— Problem requirements —
Render the items below as a JSON list of strings, one string per line, leaving out any blank lines. Begin at the line that has "List each element" and stop after the line that has "node-D[interactable]: D [691, 399, 729, 437]".

▶

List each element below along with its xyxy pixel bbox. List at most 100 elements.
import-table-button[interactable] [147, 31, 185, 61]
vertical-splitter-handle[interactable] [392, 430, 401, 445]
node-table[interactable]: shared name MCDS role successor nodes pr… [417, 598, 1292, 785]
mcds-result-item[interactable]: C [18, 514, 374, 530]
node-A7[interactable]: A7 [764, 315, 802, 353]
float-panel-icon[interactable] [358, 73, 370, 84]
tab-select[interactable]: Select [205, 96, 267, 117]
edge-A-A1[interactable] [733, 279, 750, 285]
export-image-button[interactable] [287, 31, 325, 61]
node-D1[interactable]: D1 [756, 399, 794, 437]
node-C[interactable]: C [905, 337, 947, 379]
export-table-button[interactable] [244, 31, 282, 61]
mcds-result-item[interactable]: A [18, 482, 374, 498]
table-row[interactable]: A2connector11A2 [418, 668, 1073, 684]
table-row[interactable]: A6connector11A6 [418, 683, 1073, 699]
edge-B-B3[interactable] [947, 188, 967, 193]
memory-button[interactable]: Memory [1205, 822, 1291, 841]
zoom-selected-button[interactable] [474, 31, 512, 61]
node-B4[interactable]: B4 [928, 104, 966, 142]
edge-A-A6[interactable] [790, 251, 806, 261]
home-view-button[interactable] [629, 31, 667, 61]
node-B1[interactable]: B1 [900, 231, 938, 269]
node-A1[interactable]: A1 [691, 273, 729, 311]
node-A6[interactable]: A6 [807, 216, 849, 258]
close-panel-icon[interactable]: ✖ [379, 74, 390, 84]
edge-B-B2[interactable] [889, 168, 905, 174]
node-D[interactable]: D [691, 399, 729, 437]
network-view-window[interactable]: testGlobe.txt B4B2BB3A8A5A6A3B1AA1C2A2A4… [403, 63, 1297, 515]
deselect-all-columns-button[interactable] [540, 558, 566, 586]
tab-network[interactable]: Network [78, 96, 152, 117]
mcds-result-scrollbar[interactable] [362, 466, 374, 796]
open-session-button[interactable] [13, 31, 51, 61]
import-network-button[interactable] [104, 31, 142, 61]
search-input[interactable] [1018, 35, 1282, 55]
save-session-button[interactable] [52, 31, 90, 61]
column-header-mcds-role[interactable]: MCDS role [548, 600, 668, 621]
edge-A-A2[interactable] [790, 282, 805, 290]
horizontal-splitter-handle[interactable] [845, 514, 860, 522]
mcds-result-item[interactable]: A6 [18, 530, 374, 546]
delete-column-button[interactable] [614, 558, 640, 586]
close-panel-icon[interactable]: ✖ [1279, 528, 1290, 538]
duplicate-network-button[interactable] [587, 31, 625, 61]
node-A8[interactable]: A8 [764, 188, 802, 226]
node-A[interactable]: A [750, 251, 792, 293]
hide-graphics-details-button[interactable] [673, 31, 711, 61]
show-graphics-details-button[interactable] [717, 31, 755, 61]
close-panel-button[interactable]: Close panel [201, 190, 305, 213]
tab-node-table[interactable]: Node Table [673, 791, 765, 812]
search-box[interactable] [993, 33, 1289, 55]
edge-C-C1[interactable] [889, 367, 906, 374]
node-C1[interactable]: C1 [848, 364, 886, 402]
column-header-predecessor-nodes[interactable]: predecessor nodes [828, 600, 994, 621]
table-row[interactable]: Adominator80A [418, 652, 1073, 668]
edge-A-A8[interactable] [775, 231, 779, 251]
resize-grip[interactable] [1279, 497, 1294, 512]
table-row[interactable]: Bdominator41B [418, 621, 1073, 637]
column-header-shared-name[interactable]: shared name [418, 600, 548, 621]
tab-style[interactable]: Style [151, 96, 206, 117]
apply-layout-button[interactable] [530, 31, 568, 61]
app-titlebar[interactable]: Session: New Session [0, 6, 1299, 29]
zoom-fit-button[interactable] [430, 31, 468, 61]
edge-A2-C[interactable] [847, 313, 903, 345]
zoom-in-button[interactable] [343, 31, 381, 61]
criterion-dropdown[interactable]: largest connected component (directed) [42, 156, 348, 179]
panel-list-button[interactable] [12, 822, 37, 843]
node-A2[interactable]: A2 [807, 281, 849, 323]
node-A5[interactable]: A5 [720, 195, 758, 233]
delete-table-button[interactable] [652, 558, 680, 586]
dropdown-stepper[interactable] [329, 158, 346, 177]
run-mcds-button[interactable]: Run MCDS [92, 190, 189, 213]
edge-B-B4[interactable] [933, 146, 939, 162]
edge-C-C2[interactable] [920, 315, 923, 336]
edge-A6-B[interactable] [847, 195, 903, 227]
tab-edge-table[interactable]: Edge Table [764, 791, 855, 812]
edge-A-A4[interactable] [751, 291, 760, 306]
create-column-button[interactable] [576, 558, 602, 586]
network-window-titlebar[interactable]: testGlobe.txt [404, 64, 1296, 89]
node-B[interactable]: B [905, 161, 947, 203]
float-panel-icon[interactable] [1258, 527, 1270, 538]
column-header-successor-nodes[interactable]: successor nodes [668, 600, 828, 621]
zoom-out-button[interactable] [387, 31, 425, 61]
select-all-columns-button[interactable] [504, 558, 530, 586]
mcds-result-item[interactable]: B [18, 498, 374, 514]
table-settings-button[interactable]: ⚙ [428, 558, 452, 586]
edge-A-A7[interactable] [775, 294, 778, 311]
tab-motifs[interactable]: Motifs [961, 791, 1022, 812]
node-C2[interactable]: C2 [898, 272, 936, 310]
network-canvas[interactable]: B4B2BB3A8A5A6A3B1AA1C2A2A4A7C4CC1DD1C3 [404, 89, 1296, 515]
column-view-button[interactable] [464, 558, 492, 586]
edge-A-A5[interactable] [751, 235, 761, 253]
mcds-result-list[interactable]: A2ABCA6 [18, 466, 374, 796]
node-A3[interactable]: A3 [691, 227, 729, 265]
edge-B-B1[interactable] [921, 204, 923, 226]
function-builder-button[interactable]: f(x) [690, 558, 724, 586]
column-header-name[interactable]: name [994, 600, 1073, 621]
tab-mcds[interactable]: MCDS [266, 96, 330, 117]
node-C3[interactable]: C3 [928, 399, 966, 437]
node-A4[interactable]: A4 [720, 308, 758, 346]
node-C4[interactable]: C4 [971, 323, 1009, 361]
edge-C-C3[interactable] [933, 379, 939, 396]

◀
▶

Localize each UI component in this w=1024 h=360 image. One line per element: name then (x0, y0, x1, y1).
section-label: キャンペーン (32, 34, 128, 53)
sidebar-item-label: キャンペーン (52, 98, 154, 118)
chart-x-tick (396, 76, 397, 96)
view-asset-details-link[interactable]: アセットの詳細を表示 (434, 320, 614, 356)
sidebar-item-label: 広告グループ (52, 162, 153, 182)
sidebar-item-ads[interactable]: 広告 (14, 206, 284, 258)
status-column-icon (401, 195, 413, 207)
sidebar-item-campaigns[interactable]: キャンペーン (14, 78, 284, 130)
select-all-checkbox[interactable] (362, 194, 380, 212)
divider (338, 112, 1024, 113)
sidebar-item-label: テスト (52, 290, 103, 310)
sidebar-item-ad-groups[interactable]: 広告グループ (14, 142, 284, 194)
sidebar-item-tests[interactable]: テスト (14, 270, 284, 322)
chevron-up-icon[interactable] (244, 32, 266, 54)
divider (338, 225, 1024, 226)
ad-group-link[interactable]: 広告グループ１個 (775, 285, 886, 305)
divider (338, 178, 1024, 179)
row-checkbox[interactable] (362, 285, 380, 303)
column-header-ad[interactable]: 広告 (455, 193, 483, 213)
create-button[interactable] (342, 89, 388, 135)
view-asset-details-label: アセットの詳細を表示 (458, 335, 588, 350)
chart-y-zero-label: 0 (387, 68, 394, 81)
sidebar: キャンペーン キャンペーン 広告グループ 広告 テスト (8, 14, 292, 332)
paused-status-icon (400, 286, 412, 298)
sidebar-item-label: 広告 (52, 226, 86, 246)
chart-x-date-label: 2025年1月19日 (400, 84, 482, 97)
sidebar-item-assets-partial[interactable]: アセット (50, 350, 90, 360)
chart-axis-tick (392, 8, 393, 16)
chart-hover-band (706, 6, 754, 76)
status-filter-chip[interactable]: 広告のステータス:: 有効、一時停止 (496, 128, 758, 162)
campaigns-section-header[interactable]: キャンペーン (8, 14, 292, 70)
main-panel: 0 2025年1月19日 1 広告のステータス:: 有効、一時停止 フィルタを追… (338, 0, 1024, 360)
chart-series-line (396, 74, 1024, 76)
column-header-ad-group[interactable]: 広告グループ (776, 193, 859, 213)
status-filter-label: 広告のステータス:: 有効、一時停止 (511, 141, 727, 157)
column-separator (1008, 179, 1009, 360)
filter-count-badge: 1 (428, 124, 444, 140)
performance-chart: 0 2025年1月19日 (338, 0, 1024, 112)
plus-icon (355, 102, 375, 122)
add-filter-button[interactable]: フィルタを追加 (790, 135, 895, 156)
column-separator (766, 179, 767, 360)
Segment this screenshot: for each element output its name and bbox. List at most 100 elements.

◀
▶

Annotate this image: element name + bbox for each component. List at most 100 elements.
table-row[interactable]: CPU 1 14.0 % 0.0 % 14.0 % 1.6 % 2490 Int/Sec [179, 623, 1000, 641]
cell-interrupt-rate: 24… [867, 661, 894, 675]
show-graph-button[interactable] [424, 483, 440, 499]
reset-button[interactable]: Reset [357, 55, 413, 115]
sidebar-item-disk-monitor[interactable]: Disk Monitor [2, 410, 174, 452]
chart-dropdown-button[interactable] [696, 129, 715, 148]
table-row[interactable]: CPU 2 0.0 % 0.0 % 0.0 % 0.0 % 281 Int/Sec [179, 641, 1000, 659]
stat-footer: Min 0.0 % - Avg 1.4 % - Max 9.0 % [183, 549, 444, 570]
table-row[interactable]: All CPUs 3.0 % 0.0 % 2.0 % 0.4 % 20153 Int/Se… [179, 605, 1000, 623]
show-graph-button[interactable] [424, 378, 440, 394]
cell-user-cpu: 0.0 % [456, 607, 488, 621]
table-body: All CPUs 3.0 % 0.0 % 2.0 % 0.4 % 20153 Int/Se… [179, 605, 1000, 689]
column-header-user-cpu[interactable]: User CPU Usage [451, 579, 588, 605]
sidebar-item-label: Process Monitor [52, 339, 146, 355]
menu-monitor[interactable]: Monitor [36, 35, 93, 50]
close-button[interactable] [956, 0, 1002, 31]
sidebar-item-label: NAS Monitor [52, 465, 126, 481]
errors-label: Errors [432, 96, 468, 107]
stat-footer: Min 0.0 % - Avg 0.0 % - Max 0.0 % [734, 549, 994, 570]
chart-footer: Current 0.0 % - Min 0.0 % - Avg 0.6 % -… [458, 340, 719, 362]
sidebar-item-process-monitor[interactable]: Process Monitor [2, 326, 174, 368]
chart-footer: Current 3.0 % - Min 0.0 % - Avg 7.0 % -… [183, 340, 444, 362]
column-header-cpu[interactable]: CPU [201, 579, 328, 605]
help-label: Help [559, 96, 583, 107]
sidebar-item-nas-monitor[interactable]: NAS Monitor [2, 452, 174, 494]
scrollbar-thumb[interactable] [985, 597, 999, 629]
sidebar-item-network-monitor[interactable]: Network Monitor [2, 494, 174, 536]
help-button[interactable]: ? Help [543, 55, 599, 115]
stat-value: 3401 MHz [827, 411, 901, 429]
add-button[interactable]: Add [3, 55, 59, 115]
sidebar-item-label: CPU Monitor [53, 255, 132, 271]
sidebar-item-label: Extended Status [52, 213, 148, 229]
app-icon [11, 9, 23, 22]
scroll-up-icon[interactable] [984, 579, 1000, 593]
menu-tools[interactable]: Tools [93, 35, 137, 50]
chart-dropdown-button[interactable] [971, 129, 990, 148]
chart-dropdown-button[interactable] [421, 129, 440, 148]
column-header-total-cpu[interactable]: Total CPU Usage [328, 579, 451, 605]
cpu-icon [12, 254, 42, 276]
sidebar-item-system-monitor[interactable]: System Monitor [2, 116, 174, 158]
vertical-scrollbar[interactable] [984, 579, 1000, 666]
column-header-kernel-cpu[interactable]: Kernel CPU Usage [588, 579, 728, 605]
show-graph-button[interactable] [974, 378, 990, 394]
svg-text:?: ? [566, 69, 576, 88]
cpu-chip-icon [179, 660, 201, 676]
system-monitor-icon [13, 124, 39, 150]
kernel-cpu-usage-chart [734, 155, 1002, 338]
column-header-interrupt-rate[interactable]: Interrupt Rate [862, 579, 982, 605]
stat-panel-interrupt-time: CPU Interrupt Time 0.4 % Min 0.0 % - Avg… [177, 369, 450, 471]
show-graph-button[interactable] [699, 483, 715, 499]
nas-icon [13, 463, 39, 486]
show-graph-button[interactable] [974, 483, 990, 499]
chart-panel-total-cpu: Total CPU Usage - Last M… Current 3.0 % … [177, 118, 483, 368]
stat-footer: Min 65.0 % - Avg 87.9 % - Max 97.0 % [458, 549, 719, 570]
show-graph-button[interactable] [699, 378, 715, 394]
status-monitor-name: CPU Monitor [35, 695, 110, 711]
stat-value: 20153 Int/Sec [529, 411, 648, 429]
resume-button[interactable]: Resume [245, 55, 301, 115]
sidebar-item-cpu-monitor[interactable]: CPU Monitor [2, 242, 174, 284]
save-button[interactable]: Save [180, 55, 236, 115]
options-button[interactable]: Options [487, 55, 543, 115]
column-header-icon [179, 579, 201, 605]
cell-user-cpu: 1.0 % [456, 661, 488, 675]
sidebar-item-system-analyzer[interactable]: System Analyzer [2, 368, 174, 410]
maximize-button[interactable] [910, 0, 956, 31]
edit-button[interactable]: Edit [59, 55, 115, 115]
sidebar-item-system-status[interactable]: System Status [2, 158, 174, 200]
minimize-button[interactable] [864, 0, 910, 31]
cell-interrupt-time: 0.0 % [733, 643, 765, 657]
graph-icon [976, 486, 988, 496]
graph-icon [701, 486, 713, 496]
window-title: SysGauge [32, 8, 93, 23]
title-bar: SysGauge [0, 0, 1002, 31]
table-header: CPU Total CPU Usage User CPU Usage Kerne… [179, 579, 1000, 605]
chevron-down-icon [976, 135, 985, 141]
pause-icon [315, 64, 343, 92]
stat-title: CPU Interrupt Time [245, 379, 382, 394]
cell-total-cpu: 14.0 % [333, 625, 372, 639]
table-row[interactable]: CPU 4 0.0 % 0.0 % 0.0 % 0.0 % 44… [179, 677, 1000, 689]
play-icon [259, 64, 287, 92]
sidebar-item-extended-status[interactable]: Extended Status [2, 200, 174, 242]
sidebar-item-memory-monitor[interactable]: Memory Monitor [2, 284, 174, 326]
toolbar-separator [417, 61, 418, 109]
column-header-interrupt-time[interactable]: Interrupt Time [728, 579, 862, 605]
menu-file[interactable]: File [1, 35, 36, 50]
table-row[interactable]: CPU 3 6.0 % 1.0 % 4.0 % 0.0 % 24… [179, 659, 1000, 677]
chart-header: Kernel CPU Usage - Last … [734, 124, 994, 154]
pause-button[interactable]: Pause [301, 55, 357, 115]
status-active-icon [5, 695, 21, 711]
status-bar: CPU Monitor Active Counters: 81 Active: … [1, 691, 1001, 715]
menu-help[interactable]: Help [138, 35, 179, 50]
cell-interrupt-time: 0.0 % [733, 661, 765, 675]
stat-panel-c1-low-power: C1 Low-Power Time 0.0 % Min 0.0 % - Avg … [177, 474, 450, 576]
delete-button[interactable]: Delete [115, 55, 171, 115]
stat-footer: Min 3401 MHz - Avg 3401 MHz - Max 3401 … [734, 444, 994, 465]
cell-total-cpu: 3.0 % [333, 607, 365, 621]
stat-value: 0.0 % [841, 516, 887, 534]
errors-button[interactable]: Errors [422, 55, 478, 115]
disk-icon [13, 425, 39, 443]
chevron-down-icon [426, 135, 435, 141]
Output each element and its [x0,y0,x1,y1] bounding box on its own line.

◀

— Correct answer —
[
  "List each element below along with its xyxy pixel bbox. List at most 100 elements.",
  "import-table-button[interactable] [147, 31, 185, 61]",
  "vertical-splitter-handle[interactable] [392, 430, 401, 445]",
  "node-table[interactable]: shared name MCDS role successor nodes pr… [417, 598, 1292, 785]",
  "mcds-result-item[interactable]: C [18, 514, 374, 530]",
  "node-A7[interactable]: A7 [764, 315, 802, 353]",
  "float-panel-icon[interactable] [358, 73, 370, 84]",
  "tab-select[interactable]: Select [205, 96, 267, 117]",
  "edge-A-A1[interactable] [733, 279, 750, 285]",
  "export-image-button[interactable] [287, 31, 325, 61]",
  "node-D1[interactable]: D1 [756, 399, 794, 437]",
  "node-C[interactable]: C [905, 337, 947, 379]",
  "export-table-button[interactable] [244, 31, 282, 61]",
  "mcds-result-item[interactable]: A [18, 482, 374, 498]",
  "table-row[interactable]: A2connector11A2 [418, 668, 1073, 684]",
  "table-row[interactable]: A6connector11A6 [418, 683, 1073, 699]",
  "edge-B-B3[interactable] [947, 188, 967, 193]",
  "memory-button[interactable]: Memory [1205, 822, 1291, 841]",
  "zoom-selected-button[interactable] [474, 31, 512, 61]",
  "node-B4[interactable]: B4 [928, 104, 966, 142]",
  "edge-A-A6[interactable] [790, 251, 806, 261]",
  "home-view-button[interactable] [629, 31, 667, 61]",
  "node-B1[interactable]: B1 [900, 231, 938, 269]",
  "node-A1[interactable]: A1 [691, 273, 729, 311]",
  "node-A6[interactable]: A6 [807, 216, 849, 258]",
  "close-panel-icon[interactable]: ✖ [379, 74, 390, 84]",
  "edge-B-B2[interactable] [889, 168, 905, 174]",
  "node-D[interactable]: D [691, 399, 729, 437]"
]